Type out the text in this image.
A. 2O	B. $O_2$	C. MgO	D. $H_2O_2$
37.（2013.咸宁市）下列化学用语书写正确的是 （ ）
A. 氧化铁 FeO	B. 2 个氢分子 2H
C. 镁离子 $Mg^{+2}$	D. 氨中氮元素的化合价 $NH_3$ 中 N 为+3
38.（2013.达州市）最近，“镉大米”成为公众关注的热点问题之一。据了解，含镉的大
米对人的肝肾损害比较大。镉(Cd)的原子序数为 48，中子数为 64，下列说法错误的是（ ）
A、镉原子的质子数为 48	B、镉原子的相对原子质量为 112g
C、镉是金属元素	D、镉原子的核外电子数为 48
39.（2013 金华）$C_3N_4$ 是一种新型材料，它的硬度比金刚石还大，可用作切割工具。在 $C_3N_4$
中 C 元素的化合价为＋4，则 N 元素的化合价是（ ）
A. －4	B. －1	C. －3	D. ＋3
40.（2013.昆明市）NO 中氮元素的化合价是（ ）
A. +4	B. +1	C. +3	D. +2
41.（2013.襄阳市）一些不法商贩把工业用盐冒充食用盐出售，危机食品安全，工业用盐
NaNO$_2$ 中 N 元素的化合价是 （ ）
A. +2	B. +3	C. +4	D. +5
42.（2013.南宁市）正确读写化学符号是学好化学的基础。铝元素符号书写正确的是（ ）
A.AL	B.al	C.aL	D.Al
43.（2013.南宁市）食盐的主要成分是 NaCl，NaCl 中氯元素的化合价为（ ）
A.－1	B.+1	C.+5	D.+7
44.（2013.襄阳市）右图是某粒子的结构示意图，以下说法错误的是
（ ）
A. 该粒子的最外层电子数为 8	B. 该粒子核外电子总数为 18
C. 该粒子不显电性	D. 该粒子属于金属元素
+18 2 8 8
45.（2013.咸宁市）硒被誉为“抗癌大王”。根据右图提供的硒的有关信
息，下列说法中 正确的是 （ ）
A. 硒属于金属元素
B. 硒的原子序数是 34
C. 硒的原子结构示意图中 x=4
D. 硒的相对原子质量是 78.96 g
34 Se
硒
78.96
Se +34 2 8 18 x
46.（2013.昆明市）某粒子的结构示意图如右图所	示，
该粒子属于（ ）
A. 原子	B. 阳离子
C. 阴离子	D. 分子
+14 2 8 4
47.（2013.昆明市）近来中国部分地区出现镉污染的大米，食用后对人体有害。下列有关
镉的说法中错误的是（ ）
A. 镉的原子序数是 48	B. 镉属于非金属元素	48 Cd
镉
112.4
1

+++++

__TASK PROMPT__:
Repeat the material above exactly.

__RESULT FOR THIS TASK__:
Type out the text in this image.
A. 2O	B. $O_2$	C. MgO	D. $H_2O_2$
37.（2013.咸宁市）下列化学用语书写正确的是 （ ）
A. 氧化铁 FeO	B. 2 个氢分子 2H
C. 镁离子 $Mg^{+2}$	D. 氨中氮元素的化合价 $NH_3$ 中 N 为+3
38.（2013.达州市）最近，“镉大米”成为公众关注的热点问题之一。据了解，含镉的大
米对人的肝肾损害比较大。镉(Cd)的原子序数为 48，中子数为 64，下列说法错误的是（ ）
A、镉原子的质子数为 48	B、镉原子的相对原子质量为 112g
C、镉是金属元素	D、镉原子的核外电子数为 48
39.（2013 金华）$C_3N_4$ 是一种新型材料，它的硬度比金刚石还大，可用作切割工具。在 $C_3N_4$
中 C 元素的化合价为＋4，则 N 元素的化合价是（ ）
A. －4	B. －1	C. －3	D. ＋3
40.（2013.昆明市）NO 中氮元素的化合价是（ ）
A. +4	B. +1	C. +3	D. +2
41.（2013.襄阳市）一些不法商贩把工业用盐冒充食用盐出售，危机食品安全，工业用盐
NaNO$_2$ 中 N 元素的化合价是 （ ）
A. +2	B. +3	C. +4	D. +5
42.（2013.南宁市）正确读写化学符号是学好化学的基础。铝元素符号书写正确的是（ ）
A.AL	B.al	C.aL	D.Al
43.（2013.南宁市）食盐的主要成分是 NaCl，NaCl 中氯元素的化合价为（ ）
A.－1	B.+1	C.+5	D.+7
44.（2013.襄阳市）右图是某粒子的结构示意图，以下说法错误的是
（ ）
A. 该粒子的最外层电子数为 8	B. 该粒子核外电子总数为 18
C. 该粒子不显电性	D. 该粒子属于金属元素
+18 2 8 8
45.（2013.咸宁市）硒被誉为“抗癌大王”。根据右图提供的硒的有关信
息，下列说法中 正确的是 （ ）
A. 硒属于金属元素
B. 硒的原子序数是 34
C. 硒的原子结构示意图中 x=4
D. 硒的相对原子质量是 78.96 g
34 Se
硒
78.96
Se +34 2 8 18 x
46.（2013.昆明市）某粒子的结构示意图如右图所	示，
该粒子属于（ ）
A. 原子	B. 阳离子
C. 阴离子	D. 分子
+14 2 8 4
47.（2013.昆明市）近来中国部分地区出现镉污染的大米，食用后对人体有害。下列有关
镉的说法中错误的是（ ）
A. 镉的原子序数是 48	B. 镉属于非金属元素	48 Cd
镉
112.4
1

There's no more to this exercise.